Problem statement -> Quote every line below exactly as it reads.

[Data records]

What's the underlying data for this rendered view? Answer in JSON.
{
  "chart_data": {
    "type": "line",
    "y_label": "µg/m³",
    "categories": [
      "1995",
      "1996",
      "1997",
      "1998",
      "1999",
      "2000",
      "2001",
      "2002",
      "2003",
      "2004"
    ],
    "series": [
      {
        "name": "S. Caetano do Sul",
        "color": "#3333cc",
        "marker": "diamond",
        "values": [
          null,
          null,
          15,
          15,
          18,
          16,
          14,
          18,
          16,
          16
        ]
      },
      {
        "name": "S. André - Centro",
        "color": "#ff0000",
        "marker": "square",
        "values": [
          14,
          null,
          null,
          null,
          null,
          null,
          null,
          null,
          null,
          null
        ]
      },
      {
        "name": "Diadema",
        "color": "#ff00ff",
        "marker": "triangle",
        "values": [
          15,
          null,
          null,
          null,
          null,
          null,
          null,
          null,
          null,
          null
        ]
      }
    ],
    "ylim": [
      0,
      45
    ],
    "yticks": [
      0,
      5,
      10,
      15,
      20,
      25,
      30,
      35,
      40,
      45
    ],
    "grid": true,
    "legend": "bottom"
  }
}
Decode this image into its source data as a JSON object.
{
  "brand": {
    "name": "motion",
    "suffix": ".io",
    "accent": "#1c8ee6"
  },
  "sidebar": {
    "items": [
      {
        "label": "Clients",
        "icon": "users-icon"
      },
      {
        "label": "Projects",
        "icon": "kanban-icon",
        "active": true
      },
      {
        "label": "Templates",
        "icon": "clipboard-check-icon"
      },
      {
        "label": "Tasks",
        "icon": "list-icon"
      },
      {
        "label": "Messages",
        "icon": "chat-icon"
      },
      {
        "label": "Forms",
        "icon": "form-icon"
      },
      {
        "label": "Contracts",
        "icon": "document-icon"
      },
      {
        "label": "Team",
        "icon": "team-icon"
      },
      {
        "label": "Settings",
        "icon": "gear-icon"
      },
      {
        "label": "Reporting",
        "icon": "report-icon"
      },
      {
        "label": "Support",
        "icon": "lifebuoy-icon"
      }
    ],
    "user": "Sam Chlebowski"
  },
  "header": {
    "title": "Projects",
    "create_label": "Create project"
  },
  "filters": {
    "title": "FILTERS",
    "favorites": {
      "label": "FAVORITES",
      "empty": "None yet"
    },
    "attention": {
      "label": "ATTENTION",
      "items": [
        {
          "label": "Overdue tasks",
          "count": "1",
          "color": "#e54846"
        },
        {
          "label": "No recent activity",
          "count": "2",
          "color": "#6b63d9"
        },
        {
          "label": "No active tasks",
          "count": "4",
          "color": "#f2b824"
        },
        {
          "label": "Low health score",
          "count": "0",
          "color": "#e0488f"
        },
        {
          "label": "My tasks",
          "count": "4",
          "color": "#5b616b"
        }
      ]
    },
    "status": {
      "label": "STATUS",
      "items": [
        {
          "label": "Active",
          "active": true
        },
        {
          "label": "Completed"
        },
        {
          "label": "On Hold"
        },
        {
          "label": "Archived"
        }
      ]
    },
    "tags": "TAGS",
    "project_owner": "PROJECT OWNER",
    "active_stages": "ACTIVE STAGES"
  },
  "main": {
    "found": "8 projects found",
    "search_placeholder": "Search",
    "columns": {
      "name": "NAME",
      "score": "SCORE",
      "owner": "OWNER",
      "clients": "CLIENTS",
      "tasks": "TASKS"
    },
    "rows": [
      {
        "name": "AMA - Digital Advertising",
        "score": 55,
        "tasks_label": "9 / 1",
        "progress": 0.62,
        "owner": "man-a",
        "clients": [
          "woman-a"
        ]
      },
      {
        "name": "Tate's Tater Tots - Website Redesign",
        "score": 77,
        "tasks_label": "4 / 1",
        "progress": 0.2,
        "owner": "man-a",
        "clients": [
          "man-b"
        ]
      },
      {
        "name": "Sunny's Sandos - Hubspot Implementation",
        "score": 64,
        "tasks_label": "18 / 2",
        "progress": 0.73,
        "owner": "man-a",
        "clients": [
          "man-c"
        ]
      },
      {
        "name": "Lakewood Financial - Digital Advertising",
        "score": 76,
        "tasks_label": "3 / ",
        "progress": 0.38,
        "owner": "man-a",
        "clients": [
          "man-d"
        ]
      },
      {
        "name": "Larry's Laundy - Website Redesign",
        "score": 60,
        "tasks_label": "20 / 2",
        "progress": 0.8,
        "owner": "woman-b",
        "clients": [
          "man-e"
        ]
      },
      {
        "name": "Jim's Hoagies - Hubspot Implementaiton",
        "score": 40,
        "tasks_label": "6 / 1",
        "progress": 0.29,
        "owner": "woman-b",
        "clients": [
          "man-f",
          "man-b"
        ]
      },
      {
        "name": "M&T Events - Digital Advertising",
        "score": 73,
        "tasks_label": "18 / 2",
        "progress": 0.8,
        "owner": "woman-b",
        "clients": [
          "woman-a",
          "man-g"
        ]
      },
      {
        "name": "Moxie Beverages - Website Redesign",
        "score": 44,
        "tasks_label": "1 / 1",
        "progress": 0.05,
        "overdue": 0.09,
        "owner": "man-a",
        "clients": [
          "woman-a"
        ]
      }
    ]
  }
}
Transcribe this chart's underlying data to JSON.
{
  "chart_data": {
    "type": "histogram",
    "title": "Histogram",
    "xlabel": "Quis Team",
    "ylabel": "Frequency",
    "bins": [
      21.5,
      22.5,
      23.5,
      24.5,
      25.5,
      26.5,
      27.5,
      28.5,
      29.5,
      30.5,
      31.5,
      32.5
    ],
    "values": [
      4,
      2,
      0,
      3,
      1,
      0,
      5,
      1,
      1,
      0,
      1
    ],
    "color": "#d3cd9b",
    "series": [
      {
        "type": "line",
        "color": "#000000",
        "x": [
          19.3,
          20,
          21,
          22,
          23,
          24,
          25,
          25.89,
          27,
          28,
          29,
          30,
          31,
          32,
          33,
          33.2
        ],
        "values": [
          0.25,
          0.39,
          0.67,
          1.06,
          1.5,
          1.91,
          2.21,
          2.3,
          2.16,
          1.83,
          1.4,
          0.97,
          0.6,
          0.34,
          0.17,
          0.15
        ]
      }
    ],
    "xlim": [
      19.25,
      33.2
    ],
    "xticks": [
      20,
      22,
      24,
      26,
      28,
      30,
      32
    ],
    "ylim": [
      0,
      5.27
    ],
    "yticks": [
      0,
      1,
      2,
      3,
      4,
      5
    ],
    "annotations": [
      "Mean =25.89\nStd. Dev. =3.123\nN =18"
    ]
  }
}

Worked solution ->
What's the underlying data for this rendered view? Answer in JSON.
{
  "chart_data": {
    "type": "line",
    "y_label": "µg/m³",
    "categories": [
      "1995",
      "1996",
      "1997",
      "1998",
      "1999",
      "2000",
      "2001",
      "2002",
      "2003",
      "2004"
    ],
    "series": [
      {
        "name": "S. Caetano do Sul",
        "color": "#3333cc",
        "marker": "diamond",
        "values": [
          null,
          null,
          15,
          15,
          18,
          16,
          14,
          18,
          16,
          16
        ]
      },
      {
        "name": "S. André - Centro",
        "color": "#ff0000",
        "marker": "square",
        "values": [
          14,
          null,
          null,
          null,
          null,
          null,
          null,
          null,
          null,
          null
        ]
      },
      {
        "name": "Diadema",
        "color": "#ff00ff",
        "marker": "triangle",
        "values": [
          15,
          null,
          null,
          null,
          null,
          null,
          null,
          null,
          null,
          null
        ]
      }
    ],
    "ylim": [
      0,
      45
    ],
    "yticks": [
      0,
      5,
      10,
      15,
      20,
      25,
      30,
      35,
      40,
      45
    ],
    "grid": true,
    "legend": "bottom"
  }
}
Decode this image into its source data as a JSON object.
{
  "brand": {
    "name": "motion",
    "suffix": ".io",
    "accent": "#1c8ee6"
  },
  "sidebar": {
    "items": [
      {
        "label": "Clients",
        "icon": "users-icon"
      },
      {
        "label": "Projects",
        "icon": "kanban-icon",
        "active": true
      },
      {
        "label": "Templates",
        "icon": "clipboard-check-icon"
      },
      {
        "label": "Tasks",
        "icon": "list-icon"
      },
      {
        "label": "Messages",
        "icon": "chat-icon"
      },
      {
        "label": "Forms",
        "icon": "form-icon"
      },
      {
        "label": "Contracts",
        "icon": "document-icon"
      },
      {
        "label": "Team",
        "icon": "team-icon"
      },
      {
        "label": "Settings",
        "icon": "gear-icon"
      },
      {
        "label": "Reporting",
        "icon": "report-icon"
      },
      {
        "label": "Support",
        "icon": "lifebuoy-icon"
      }
    ],
    "user": "Sam Chlebowski"
  },
  "header": {
    "title": "Projects",
    "create_label": "Create project"
  },
  "filters": {
    "title": "FILTERS",
    "favorites": {
      "label": "FAVORITES",
      "empty": "None yet"
    },
    "attention": {
      "label": "ATTENTION",
      "items": [
        {
          "label": "Overdue tasks",
          "count": "1",
          "color": "#e54846"
        },
        {
          "label": "No recent activity",
          "count": "2",
          "color": "#6b63d9"
        },
        {
          "label": "No active tasks",
          "count": "4",
          "color": "#f2b824"
        },
        {
          "label": "Low health score",
          "count": "0",
          "color": "#e0488f"
        },
        {
          "label": "My tasks",
          "count": "4",
          "color": "#5b616b"
        }
      ]
    },
    "status": {
      "label": "STATUS",
      "items": [
        {
          "label": "Active",
          "active": true
        },
        {
          "label": "Completed"
        },
        {
          "label": "On Hold"
        },
        {
          "label": "Archived"
        }
      ]
    },
    "tags": "TAGS",
    "project_owner": "PROJECT OWNER",
    "active_stages": "ACTIVE STAGES"
  },
  "main": {
    "found": "8 projects found",
    "search_placeholder": "Search",
    "columns": {
      "name": "NAME",
      "score": "SCORE",
      "owner": "OWNER",
      "clients": "CLIENTS",
      "tasks": "TASKS"
    },
    "rows": [
      {
        "name": "AMA - Digital Advertising",
        "score": 55,
        "tasks_label": "9 / 1",
        "progress": 0.62,
        "owner": "man-a",
        "clients": [
          "woman-a"
        ]
      },
      {
        "name": "Tate's Tater Tots - Website Redesign",
        "score": 77,
        "tasks_label": "4 / 1",
        "progress": 0.2,
        "owner": "man-a",
        "clients": [
          "man-b"
        ]
      },
      {
        "name": "Sunny's Sandos - Hubspot Implementation",
        "score": 64,
        "tasks_label": "18 / 2",
        "progress": 0.73,
        "owner": "man-a",
        "clients": [
          "man-c"
        ]
      },
      {
        "name": "Lakewood Financial - Digital Advertising",
        "score": 76,
        "tasks_label": "3 / ",
        "progress": 0.38,
        "owner": "man-a",
        "clients": [
          "man-d"
        ]
      },
      {
        "name": "Larry's Laundy - Website Redesign",
        "score": 60,
        "tasks_label": "20 / 2",
        "progress": 0.8,
        "owner": "woman-b",
        "clients": [
          "man-e"
        ]
      },
      {
        "name": "Jim's Hoagies - Hubspot Implementaiton",
        "score": 40,
        "tasks_label": "6 / 1",
        "progress": 0.29,
        "owner": "woman-b",
        "clients": [
          "man-f",
          "man-b"
        ]
      },
      {
        "name": "M&T Events - Digital Advertising",
        "score": 73,
        "tasks_label": "18 / 2",
        "progress": 0.8,
        "owner": "woman-b",
        "clients": [
          "woman-a",
          "man-g"
        ]
      },
      {
        "name": "Moxie Beverages - Website Redesign",
        "score": 44,
        "tasks_label": "1 / 1",
        "progress": 0.05,
        "overdue": 0.09,
        "owner": "man-a",
        "clients": [
          "woman-a"
        ]
      }
    ]
  }
}
Transcribe this chart's underlying data to JSON.
{
  "chart_data": {
    "type": "histogram",
    "title": "Histogram",
    "xlabel": "Quis Team",
    "ylabel": "Frequency",
    "bins": [
      21.5,
      22.5,
      23.5,
      24.5,
      25.5,
      26.5,
      27.5,
      28.5,
      29.5,
      30.5,
      31.5,
      32.5
    ],
    "values": [
      4,
      2,
      0,
      3,
      1,
      0,
      5,
      1,
      1,
      0,
      1
    ],
    "color": "#d3cd9b",
    "series": [
      {
        "type": "line",
        "color": "#000000",
        "x": [
          19.3,
          20,
          21,
          22,
          23,
          24,
          25,
          25.89,
          27,
          28,
          29,
          30,
          31,
          32,
          33,
          33.2
        ],
        "values": [
          0.25,
          0.39,
          0.67,
          1.06,
          1.5,
          1.91,
          2.21,
          2.3,
          2.16,
          1.83,
          1.4,
          0.97,
          0.6,
          0.34,
          0.17,
          0.15
        ]
      }
    ],
    "xlim": [
      19.25,
      33.2
    ],
    "xticks": [
      20,
      22,
      24,
      26,
      28,
      30,
      32
    ],
    "ylim": [
      0,
      5.27
    ],
    "yticks": [
      0,
      1,
      2,
      3,
      4,
      5
    ],
    "annotations": [
      "Mean =25.89\nStd. Dev. =3.123\nN =18"
    ]
  }
}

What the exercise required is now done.